** Begin **

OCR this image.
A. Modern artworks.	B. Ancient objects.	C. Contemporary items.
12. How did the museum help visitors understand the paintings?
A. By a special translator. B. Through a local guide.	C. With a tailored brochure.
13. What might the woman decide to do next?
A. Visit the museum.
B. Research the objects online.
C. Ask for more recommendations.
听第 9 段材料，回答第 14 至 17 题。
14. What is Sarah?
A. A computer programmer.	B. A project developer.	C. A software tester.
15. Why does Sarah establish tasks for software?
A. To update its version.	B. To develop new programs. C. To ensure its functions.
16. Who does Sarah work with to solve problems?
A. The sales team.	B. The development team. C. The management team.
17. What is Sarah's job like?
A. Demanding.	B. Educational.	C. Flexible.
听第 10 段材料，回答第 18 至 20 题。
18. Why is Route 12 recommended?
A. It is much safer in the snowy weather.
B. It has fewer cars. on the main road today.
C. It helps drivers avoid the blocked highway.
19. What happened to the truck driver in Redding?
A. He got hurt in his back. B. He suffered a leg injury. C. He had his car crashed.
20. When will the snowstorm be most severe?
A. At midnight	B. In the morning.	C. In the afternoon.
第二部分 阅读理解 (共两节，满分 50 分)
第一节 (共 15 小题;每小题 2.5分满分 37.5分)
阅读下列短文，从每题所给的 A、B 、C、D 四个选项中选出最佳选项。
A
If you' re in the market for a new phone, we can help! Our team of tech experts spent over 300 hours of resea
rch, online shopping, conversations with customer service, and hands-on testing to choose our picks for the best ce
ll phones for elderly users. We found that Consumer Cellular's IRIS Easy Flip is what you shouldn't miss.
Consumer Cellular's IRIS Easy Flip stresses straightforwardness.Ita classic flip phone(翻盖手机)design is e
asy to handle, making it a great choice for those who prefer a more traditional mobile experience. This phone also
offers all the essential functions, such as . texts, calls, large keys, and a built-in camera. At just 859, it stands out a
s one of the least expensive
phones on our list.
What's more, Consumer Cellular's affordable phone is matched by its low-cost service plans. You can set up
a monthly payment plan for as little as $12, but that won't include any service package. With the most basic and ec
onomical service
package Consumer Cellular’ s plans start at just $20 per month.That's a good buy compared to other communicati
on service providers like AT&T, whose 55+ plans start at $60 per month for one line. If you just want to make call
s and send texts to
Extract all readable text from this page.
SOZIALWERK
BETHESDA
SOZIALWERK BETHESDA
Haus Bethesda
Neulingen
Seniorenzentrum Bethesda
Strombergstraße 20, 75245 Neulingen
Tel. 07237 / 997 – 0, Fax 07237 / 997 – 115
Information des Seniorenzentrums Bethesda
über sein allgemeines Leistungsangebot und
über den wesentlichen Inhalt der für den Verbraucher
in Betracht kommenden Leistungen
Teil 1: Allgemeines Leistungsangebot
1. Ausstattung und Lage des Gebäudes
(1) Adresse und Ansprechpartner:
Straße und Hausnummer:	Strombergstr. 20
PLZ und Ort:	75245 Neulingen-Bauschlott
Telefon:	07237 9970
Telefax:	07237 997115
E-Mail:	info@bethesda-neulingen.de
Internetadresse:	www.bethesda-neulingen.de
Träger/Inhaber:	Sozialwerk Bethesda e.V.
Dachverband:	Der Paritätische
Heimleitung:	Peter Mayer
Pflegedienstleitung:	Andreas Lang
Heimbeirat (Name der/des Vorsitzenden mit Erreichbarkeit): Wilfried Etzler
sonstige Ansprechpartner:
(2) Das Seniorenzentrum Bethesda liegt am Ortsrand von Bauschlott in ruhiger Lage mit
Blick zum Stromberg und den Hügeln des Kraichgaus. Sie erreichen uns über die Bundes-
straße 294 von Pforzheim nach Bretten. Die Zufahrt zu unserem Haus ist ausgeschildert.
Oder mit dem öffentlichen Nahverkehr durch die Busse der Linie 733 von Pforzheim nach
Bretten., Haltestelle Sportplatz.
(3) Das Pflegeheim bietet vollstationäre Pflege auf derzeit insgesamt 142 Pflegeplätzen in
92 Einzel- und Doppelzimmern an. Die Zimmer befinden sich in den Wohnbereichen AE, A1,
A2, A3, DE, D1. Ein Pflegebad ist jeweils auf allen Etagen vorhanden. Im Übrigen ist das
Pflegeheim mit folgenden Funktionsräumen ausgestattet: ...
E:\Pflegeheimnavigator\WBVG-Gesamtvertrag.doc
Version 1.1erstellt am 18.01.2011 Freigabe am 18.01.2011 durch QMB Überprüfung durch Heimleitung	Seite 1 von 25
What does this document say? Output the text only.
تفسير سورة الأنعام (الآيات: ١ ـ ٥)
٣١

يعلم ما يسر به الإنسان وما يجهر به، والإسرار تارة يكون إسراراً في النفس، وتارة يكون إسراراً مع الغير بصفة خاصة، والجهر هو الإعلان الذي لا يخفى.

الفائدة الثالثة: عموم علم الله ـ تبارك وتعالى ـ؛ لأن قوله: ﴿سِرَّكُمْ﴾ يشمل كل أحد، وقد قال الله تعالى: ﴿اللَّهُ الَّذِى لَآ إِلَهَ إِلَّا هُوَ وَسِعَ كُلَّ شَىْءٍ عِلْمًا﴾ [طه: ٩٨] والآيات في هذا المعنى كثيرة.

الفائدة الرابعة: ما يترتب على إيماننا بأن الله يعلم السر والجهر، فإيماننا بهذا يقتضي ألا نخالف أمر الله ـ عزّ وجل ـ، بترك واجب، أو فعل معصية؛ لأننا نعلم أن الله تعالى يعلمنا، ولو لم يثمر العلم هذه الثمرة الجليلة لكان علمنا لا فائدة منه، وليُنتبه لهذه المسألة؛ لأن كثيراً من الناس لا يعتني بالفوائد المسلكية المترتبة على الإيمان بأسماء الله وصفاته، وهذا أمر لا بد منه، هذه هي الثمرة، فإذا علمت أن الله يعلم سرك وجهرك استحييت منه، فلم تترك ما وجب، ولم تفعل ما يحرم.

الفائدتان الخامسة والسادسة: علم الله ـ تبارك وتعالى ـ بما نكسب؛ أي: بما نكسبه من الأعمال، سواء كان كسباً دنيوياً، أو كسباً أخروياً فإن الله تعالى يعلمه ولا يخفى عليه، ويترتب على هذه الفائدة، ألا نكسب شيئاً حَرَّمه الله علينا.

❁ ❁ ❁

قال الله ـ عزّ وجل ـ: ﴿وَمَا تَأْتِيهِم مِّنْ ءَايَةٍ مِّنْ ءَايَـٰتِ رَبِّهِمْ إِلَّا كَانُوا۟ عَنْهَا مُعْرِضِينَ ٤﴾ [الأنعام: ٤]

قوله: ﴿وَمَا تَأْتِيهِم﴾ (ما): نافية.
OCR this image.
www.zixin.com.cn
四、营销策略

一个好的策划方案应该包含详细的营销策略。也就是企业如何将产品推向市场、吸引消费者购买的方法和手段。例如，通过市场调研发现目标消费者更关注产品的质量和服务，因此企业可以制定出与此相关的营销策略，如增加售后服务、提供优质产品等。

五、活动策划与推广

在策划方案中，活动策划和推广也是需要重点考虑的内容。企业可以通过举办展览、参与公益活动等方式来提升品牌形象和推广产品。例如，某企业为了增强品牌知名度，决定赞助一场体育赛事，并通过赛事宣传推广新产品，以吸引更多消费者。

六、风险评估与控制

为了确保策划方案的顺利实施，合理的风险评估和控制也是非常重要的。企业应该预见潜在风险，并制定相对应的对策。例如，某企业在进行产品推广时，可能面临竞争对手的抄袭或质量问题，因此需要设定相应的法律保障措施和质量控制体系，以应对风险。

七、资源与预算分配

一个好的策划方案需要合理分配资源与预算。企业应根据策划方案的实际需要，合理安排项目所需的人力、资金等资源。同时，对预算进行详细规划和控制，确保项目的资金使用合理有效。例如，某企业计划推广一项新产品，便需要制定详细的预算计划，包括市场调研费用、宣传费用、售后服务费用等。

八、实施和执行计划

** End **

Say how many lines of the listing above contain "Lage", with no other words.

2